━━ Dataset entries
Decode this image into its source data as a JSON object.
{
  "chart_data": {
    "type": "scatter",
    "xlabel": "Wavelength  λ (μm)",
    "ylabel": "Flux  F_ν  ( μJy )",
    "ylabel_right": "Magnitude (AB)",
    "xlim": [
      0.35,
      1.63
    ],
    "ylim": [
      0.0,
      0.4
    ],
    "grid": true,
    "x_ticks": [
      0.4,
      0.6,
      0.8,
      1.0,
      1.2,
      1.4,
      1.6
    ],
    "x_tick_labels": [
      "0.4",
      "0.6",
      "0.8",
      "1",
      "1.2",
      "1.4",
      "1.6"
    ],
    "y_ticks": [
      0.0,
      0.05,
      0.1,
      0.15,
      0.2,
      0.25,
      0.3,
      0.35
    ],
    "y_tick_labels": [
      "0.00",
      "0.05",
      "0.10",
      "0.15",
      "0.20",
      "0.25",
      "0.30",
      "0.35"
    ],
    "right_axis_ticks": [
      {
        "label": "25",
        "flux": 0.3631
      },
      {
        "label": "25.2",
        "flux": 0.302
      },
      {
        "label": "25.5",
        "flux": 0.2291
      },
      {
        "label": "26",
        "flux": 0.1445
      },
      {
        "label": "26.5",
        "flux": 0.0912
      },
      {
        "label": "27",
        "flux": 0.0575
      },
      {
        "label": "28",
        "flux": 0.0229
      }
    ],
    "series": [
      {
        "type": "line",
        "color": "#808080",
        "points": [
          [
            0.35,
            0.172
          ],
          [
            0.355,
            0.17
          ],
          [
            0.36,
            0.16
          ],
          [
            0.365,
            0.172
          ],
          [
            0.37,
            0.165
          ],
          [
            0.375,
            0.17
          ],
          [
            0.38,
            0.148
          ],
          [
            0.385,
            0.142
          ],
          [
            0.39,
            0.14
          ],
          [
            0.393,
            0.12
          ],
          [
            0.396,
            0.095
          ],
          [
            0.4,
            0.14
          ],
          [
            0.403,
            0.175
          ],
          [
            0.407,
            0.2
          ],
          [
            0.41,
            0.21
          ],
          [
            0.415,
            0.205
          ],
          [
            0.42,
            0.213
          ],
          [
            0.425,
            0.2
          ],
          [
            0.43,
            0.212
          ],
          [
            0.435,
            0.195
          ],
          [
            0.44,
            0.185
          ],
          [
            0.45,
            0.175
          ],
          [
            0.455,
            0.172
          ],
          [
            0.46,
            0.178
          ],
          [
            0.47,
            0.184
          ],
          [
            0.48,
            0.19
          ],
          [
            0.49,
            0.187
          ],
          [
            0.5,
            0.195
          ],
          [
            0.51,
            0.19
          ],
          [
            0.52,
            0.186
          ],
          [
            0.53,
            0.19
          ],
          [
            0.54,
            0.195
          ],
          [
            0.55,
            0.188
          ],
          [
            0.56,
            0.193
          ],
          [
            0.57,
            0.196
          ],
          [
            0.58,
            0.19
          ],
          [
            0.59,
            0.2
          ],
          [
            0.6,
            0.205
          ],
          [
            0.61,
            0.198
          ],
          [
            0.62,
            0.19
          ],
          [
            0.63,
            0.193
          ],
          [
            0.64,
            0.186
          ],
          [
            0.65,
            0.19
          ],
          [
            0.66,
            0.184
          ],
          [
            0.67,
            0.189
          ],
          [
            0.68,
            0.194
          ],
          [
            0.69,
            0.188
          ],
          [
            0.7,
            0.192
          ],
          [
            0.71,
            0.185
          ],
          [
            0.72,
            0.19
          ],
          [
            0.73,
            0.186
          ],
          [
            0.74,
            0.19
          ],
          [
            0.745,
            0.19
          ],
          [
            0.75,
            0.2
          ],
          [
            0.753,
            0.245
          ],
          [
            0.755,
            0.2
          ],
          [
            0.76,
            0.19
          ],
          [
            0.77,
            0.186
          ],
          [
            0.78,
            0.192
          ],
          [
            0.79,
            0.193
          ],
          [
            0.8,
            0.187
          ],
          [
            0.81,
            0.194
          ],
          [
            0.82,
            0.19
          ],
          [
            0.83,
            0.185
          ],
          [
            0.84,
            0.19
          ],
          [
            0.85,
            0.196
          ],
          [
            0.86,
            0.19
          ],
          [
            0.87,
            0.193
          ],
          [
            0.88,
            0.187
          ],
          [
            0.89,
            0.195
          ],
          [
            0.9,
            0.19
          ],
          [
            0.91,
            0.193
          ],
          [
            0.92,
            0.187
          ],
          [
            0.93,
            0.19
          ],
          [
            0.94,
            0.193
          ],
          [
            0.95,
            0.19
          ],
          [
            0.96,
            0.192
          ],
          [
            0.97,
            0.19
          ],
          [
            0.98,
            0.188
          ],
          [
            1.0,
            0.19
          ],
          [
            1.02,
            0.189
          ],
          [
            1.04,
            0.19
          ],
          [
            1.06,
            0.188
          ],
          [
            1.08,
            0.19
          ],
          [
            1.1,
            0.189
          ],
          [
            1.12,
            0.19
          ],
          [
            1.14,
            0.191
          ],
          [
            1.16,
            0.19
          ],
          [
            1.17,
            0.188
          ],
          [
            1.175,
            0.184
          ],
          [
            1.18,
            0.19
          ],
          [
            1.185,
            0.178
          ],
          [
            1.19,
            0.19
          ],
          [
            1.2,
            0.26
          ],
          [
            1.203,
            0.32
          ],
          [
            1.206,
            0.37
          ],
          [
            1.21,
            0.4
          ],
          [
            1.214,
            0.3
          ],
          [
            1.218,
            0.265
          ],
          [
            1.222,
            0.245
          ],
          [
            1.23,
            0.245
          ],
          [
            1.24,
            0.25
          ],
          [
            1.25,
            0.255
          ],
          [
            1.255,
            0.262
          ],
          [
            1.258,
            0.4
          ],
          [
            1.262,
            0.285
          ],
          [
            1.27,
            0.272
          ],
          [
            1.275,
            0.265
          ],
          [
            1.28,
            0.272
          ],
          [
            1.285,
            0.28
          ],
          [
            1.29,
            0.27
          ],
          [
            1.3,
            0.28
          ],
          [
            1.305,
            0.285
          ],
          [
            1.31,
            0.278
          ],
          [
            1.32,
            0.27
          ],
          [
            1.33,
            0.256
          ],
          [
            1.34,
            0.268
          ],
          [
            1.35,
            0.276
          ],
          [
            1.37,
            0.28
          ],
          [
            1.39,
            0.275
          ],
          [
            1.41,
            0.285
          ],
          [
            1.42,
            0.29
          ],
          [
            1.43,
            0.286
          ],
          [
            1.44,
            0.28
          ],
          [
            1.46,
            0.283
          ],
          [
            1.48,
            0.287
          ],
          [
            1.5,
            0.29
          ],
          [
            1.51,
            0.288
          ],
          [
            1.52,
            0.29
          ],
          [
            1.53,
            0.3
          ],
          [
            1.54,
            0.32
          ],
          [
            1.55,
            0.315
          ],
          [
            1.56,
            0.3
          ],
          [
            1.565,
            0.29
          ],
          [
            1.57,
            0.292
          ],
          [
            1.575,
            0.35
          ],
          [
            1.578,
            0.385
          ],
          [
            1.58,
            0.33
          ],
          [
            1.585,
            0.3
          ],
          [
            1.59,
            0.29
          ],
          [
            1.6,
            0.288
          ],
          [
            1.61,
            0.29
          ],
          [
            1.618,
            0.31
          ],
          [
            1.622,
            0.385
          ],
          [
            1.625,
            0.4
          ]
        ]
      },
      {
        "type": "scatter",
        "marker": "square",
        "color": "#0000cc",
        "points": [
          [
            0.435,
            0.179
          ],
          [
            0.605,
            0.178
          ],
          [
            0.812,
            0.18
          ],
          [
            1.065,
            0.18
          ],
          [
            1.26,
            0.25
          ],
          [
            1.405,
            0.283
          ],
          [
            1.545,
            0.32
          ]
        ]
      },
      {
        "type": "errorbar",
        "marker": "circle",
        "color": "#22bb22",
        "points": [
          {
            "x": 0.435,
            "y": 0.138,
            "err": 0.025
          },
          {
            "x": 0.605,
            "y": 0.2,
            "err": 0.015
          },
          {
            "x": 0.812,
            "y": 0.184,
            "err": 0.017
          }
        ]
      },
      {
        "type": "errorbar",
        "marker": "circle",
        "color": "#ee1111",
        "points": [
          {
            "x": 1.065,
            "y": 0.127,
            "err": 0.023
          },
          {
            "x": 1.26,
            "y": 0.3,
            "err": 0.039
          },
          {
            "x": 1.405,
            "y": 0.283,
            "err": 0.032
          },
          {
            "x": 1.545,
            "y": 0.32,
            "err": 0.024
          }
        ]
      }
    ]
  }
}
━━━━
▶ Goal of the exercise
Write down every line of the data above that includes the string "color".

▶ Output
        "color": "#808080",
        "color": "#0000cc",
        "color": "#22bb22",
        "color": "#ee1111",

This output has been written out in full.